EXERCISE PROMPT: Say how many lines of the material below contain the word "applied", with no other words.

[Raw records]
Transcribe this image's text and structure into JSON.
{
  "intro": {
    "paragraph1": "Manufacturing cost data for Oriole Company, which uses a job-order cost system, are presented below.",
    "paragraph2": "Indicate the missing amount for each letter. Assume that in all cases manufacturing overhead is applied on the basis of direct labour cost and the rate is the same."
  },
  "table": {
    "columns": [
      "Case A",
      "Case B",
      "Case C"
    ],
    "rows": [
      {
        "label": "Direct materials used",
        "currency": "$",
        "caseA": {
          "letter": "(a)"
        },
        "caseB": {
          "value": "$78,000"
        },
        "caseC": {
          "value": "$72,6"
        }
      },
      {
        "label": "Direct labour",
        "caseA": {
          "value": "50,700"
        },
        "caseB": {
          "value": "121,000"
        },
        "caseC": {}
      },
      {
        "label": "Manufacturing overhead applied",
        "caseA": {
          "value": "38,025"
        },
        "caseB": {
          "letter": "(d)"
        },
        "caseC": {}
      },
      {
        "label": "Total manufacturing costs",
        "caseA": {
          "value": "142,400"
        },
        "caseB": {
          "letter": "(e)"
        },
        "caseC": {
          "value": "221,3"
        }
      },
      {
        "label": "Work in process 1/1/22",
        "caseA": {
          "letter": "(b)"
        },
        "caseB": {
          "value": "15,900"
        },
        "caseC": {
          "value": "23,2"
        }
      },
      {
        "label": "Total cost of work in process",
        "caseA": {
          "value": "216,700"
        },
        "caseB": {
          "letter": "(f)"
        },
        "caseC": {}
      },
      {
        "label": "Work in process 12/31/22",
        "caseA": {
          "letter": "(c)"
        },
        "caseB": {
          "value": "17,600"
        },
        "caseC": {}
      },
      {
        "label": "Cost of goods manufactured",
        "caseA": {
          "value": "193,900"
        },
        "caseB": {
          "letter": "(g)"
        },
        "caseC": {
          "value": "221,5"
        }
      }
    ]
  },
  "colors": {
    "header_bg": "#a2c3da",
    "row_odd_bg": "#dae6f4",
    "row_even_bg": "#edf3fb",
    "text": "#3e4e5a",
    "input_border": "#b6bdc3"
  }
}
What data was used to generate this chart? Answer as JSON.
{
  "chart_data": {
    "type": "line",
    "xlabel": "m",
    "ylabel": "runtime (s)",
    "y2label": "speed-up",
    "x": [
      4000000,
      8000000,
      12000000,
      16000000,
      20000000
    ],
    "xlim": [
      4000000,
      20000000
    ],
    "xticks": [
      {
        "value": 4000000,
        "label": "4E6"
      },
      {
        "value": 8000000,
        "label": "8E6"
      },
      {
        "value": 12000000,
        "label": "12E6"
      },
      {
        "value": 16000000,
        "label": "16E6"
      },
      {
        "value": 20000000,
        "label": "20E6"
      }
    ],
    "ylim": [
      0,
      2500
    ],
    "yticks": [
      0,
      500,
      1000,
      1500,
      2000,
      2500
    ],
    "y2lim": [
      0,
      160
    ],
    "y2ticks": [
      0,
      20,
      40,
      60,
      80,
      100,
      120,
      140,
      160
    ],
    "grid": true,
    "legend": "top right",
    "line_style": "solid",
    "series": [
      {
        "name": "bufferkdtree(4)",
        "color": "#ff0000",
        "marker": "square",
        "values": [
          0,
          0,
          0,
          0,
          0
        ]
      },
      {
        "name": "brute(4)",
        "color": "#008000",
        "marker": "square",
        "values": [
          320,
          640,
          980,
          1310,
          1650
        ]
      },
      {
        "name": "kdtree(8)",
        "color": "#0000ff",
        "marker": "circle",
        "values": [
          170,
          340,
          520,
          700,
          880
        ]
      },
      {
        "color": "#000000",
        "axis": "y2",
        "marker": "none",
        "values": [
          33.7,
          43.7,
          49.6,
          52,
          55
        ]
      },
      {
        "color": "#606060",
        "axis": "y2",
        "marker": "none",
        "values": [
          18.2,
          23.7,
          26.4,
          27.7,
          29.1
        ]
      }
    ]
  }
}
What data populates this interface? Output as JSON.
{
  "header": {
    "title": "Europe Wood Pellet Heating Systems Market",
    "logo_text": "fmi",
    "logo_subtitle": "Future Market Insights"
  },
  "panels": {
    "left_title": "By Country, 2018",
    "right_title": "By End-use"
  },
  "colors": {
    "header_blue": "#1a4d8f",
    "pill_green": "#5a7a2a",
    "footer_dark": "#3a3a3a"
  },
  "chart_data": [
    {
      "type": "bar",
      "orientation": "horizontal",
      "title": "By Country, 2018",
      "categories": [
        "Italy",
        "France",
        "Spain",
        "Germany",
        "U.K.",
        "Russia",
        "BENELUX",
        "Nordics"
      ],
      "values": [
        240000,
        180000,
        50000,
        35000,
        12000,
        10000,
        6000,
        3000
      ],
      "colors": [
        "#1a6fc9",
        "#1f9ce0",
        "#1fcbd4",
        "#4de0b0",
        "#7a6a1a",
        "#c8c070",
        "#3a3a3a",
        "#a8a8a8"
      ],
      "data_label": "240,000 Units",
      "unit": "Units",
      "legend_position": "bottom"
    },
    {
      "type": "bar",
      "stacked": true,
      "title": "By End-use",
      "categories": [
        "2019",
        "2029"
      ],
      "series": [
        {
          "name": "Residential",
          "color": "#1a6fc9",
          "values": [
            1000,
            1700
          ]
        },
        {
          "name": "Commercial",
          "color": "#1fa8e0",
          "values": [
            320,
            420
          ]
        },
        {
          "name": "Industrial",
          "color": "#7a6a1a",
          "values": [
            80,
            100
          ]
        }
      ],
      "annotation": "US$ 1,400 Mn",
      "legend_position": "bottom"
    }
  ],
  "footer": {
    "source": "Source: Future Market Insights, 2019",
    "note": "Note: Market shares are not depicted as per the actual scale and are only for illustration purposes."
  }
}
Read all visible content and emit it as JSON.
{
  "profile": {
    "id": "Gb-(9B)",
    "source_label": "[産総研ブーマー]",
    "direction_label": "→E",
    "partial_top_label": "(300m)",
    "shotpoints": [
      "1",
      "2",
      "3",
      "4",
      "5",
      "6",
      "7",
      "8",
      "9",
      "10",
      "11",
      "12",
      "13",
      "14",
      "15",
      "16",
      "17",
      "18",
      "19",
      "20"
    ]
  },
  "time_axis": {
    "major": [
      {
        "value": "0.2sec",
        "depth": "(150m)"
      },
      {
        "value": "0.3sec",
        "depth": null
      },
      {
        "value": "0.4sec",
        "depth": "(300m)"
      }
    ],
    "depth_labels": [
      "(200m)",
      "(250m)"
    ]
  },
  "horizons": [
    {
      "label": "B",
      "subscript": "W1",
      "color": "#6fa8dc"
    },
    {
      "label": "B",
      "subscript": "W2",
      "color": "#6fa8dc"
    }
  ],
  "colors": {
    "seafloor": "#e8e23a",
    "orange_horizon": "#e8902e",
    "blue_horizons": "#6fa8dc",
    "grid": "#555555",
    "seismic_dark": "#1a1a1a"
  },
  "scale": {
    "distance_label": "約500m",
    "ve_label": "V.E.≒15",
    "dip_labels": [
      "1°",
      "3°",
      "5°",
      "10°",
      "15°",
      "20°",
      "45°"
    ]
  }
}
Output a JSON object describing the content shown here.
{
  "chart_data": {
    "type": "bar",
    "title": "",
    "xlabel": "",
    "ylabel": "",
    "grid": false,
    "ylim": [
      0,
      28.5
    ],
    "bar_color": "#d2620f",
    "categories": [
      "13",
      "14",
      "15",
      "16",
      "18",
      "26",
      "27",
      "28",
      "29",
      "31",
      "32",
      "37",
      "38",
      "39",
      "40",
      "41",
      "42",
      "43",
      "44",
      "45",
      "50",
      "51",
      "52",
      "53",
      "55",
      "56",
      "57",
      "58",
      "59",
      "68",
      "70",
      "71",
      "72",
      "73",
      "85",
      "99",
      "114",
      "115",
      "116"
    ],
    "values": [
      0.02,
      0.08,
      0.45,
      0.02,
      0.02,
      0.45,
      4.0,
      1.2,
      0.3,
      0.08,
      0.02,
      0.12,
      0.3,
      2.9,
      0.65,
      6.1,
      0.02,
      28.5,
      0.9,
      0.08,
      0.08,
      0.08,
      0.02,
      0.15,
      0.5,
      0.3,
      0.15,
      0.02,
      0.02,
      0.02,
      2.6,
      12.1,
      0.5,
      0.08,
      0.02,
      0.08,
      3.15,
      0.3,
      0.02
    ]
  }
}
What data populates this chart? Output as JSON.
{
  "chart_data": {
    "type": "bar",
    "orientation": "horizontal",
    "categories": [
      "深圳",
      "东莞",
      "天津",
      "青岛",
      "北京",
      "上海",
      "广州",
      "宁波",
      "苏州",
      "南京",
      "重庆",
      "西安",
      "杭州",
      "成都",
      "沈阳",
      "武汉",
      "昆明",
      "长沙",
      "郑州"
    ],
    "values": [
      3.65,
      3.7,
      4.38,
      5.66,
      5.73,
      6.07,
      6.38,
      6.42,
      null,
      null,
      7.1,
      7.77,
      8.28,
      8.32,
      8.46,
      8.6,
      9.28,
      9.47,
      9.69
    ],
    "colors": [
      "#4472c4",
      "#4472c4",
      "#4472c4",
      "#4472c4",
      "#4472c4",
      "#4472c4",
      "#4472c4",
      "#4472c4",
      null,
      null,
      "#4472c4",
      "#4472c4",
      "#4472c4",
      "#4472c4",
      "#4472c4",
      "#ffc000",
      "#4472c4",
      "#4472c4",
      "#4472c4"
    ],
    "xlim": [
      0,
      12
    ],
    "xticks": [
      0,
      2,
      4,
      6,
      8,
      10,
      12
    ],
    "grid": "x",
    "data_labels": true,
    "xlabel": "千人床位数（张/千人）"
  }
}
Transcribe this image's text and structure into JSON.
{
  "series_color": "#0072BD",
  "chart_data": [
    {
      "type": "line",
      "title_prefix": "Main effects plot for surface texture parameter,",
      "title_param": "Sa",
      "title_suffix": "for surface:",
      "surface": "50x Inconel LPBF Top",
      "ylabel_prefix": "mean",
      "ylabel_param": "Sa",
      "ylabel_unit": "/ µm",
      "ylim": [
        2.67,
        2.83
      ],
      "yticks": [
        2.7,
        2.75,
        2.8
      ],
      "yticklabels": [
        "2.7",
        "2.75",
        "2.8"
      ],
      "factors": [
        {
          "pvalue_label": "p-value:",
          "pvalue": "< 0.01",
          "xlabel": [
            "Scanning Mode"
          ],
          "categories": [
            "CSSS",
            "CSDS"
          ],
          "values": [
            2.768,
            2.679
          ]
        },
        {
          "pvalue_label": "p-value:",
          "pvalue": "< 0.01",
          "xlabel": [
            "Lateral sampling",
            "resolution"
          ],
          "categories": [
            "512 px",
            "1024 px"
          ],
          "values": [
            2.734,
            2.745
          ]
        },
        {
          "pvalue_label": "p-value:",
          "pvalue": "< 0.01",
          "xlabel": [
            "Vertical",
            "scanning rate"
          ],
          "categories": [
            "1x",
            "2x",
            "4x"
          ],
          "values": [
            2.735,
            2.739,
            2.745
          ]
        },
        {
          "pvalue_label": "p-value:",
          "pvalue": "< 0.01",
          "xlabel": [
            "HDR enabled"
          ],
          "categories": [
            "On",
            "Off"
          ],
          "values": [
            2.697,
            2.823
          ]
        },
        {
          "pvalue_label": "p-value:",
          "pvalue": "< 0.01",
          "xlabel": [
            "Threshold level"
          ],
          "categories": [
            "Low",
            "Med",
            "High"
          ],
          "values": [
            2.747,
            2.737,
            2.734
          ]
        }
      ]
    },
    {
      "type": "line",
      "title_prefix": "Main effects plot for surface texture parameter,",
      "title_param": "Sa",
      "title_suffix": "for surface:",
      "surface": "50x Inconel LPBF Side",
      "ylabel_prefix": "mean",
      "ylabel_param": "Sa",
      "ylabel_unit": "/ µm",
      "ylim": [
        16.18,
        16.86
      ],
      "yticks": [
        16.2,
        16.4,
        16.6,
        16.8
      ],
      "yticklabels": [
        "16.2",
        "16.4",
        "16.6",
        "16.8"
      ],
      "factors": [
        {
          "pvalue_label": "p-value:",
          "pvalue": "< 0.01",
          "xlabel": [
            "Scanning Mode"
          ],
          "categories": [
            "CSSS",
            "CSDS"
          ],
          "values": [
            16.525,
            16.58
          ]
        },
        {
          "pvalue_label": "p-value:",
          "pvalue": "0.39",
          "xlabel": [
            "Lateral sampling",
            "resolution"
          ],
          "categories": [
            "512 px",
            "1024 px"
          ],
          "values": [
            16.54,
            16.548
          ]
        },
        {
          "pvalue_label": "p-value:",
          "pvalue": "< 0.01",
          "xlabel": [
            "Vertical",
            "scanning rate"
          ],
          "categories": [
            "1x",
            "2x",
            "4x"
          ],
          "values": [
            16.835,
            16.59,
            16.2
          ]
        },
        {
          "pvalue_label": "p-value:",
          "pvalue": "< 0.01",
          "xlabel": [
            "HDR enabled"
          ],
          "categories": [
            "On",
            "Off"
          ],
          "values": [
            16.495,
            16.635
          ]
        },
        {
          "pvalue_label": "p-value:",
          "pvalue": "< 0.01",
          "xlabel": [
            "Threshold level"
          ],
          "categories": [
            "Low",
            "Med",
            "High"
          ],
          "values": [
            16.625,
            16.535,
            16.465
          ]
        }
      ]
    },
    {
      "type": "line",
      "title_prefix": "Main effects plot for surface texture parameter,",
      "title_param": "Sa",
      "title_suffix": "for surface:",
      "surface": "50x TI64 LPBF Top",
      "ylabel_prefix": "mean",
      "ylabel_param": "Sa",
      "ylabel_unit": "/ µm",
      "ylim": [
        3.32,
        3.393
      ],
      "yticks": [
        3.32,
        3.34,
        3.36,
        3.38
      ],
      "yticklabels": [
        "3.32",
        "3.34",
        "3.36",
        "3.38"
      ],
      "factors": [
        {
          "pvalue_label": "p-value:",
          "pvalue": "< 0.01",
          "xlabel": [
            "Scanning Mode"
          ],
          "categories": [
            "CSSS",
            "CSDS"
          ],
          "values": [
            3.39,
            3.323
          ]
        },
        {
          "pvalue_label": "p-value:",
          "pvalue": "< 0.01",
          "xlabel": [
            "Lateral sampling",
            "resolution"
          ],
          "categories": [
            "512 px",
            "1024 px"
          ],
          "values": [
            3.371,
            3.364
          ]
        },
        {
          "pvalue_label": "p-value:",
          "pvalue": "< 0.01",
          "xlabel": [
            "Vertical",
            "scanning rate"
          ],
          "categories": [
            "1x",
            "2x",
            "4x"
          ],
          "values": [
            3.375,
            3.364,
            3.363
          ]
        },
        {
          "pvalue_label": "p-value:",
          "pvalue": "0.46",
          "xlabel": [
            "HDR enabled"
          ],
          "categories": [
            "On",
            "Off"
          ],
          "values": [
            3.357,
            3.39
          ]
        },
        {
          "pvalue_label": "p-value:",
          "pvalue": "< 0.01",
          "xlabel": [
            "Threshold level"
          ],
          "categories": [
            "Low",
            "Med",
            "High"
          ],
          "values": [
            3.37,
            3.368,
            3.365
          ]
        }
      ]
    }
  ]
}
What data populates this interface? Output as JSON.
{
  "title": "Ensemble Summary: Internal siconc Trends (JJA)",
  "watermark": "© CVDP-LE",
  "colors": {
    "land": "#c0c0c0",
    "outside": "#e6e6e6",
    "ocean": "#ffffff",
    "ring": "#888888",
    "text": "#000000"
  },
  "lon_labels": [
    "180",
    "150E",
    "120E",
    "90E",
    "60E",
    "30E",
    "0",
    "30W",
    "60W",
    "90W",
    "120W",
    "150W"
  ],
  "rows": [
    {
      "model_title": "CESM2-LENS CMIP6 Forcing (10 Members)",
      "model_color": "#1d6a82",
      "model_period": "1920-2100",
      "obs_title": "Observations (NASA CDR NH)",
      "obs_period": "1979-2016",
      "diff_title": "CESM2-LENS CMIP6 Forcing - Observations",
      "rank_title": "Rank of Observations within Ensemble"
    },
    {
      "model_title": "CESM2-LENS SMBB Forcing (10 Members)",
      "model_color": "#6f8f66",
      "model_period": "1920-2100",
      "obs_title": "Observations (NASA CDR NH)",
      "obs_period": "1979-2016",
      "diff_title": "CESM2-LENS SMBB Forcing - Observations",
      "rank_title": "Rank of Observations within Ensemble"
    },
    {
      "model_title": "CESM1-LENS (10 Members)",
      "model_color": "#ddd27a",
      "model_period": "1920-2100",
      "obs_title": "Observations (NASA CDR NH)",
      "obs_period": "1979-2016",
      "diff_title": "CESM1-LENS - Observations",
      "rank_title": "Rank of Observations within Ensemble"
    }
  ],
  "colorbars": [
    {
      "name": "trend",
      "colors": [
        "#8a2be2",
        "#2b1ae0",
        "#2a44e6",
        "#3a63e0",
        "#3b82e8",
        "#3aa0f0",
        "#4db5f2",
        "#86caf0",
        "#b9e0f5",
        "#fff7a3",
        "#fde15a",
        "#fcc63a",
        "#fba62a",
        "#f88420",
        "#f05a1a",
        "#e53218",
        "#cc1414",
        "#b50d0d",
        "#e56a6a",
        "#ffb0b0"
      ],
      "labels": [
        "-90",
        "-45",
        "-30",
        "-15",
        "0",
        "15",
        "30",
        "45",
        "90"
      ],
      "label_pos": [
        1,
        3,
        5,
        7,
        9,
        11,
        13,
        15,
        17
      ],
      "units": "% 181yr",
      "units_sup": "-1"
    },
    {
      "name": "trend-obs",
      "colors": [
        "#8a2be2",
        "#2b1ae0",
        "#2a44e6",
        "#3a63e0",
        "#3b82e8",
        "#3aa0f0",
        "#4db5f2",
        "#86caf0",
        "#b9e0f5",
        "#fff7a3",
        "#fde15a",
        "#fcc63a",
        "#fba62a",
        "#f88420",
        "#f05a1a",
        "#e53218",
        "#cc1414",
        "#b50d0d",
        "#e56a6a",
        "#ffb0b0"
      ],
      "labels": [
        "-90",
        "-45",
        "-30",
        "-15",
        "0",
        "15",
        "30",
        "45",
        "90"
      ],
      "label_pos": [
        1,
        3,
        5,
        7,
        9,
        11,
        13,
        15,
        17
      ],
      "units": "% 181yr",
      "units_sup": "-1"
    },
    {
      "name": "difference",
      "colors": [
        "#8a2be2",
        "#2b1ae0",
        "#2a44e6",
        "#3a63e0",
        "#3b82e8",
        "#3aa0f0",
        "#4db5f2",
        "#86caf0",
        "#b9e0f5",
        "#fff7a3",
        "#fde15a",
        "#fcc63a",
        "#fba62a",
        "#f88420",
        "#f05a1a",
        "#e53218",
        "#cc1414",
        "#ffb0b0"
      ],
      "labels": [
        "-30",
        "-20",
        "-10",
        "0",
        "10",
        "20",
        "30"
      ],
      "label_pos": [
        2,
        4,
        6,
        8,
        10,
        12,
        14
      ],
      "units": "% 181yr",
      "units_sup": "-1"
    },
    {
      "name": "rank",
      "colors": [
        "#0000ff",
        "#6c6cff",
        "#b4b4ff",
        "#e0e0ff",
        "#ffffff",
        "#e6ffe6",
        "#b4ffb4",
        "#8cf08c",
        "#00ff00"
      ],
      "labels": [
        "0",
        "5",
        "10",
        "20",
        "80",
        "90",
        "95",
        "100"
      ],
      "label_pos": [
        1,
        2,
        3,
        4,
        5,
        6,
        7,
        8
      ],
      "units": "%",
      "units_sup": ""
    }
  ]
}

EXPECTED ANSWER: 2